### Directive:
Using the listing below, please gather every line containing the word "content".
^^^^^^^^
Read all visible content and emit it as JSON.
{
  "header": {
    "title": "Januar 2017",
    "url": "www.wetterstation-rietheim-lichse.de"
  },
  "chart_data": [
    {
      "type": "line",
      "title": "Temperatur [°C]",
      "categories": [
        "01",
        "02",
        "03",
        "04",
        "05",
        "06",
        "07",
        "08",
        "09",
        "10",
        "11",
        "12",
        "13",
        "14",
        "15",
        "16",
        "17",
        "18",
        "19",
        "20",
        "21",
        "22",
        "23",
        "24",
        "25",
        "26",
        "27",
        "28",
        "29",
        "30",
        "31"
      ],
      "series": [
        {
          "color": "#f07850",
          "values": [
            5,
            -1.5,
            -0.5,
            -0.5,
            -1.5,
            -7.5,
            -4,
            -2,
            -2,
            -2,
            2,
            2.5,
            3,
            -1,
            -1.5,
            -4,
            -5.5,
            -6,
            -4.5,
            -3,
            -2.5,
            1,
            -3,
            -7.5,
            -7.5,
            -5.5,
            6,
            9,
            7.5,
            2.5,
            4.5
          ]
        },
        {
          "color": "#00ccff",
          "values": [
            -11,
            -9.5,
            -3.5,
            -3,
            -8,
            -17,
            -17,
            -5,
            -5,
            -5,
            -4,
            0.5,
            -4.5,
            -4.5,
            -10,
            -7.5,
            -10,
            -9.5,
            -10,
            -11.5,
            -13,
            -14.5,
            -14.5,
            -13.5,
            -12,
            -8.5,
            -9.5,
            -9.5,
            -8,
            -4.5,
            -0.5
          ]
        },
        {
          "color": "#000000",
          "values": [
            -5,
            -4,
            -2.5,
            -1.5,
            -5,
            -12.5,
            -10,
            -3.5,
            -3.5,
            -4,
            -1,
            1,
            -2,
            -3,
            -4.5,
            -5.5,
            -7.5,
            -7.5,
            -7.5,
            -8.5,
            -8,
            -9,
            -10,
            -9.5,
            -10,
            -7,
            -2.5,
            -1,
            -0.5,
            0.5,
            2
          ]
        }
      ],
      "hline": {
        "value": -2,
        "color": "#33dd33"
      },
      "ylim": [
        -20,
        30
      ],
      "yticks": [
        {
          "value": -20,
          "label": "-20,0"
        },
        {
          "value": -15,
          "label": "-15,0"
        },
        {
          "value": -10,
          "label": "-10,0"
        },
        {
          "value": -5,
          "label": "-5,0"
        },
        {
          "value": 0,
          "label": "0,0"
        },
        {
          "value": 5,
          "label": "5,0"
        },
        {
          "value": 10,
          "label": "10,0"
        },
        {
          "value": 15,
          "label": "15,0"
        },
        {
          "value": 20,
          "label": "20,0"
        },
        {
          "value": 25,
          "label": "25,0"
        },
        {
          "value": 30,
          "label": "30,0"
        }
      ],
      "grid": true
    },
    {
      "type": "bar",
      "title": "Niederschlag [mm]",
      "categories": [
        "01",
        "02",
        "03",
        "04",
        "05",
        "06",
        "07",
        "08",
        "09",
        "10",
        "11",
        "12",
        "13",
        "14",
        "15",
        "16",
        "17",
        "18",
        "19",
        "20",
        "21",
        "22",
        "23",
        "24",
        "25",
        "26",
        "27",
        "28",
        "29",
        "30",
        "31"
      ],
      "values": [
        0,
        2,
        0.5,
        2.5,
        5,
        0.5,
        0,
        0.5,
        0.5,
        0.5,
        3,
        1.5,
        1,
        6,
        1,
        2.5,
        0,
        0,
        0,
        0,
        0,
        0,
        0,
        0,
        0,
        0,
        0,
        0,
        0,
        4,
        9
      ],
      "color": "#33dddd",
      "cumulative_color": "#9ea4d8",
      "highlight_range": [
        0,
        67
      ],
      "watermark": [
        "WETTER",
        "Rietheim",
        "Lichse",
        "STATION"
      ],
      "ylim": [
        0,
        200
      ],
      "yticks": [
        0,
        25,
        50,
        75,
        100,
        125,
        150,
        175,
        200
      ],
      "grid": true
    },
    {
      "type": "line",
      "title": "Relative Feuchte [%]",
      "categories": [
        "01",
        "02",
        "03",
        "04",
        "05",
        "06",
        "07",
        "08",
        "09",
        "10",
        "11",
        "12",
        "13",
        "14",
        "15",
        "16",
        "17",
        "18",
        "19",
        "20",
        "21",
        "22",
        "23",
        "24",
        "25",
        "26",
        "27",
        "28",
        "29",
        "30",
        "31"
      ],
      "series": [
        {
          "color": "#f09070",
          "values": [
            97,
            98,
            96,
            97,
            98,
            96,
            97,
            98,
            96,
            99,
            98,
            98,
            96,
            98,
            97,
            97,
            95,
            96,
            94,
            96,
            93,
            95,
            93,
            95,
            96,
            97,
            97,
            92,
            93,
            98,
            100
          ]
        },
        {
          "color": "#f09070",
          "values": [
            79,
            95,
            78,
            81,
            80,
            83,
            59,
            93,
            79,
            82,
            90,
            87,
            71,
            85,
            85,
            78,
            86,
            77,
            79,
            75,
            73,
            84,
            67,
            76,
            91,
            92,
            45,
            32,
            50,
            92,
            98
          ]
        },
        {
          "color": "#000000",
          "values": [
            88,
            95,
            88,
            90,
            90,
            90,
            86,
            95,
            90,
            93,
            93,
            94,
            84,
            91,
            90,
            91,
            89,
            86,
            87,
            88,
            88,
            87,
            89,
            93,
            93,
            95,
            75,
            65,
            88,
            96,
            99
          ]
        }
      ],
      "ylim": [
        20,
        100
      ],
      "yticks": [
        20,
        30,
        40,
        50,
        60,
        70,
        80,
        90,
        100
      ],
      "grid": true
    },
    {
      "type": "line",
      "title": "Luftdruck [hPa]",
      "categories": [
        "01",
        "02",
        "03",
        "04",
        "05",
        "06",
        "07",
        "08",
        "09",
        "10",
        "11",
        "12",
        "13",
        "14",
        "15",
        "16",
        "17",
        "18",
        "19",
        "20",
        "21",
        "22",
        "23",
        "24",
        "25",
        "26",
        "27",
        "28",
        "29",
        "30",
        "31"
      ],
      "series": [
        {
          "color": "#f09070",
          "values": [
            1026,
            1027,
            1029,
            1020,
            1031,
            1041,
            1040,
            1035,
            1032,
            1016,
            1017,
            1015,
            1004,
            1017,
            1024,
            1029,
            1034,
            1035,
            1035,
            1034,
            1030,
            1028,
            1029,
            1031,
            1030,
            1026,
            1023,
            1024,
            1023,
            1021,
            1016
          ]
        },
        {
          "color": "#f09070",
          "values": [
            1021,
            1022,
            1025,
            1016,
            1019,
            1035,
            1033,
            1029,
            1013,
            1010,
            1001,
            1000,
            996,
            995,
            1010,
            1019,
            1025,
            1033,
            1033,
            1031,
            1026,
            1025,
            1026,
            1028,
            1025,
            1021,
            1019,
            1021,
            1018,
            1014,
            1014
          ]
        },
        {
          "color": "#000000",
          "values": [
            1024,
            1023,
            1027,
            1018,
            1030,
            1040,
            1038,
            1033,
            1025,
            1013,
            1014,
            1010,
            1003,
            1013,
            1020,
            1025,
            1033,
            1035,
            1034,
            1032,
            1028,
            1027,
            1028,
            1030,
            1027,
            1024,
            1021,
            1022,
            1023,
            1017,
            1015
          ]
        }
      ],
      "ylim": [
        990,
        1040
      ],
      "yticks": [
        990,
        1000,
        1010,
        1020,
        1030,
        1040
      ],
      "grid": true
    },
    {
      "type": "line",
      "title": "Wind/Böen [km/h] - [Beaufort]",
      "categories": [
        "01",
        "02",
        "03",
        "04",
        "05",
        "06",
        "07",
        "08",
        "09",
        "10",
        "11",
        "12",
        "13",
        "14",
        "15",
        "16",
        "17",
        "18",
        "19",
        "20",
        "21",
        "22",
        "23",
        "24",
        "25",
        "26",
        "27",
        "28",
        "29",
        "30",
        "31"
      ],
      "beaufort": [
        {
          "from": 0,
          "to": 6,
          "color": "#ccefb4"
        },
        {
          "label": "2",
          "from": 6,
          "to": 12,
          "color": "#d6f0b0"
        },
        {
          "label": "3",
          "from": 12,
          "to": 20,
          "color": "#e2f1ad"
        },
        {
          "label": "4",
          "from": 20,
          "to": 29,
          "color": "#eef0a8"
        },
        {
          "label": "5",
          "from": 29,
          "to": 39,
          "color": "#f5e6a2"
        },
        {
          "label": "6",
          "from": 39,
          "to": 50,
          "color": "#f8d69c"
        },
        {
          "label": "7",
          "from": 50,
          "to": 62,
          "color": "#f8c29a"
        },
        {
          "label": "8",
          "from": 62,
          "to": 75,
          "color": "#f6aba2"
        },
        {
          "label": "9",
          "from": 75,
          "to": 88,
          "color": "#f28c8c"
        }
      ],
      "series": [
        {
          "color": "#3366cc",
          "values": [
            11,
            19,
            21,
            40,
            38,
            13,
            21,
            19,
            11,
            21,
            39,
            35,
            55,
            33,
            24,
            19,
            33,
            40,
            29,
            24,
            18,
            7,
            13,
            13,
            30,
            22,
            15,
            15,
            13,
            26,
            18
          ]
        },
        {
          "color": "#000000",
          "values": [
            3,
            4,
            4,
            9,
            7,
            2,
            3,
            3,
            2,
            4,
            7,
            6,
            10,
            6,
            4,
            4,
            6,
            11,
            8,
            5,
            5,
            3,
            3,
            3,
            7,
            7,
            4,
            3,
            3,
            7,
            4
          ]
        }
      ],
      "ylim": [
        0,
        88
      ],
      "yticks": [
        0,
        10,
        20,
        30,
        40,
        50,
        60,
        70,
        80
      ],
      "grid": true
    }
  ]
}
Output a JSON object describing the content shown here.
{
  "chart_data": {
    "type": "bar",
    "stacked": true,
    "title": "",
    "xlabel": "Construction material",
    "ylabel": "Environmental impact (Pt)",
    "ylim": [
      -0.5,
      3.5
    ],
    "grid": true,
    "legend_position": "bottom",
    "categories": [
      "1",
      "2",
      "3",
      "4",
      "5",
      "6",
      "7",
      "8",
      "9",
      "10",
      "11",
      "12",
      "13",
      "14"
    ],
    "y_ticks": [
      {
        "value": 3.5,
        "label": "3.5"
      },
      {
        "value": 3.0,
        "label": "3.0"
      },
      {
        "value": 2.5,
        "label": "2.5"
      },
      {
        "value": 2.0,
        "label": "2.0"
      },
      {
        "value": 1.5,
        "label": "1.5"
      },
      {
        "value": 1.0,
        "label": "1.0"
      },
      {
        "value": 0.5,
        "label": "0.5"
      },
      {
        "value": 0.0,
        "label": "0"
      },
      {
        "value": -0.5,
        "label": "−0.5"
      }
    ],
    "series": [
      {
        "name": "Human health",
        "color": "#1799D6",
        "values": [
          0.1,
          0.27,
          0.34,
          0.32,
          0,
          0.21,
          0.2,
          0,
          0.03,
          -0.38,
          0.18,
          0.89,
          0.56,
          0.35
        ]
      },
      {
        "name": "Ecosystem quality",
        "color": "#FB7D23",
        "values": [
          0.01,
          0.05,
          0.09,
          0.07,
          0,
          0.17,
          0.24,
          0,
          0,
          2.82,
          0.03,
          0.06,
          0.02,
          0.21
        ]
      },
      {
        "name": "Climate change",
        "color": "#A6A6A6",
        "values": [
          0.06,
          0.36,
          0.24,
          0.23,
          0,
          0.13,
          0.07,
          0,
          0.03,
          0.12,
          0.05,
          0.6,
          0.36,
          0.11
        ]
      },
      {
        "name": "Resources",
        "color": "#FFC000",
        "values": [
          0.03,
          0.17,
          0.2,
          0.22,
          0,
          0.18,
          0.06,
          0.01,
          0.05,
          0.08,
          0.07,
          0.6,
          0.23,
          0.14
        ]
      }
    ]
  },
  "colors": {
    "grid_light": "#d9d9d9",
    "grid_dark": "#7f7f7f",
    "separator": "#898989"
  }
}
^^^^^^^^
### Right answer:
Read all visible content and emit it as JSON.
Output a JSON object describing the content shown here.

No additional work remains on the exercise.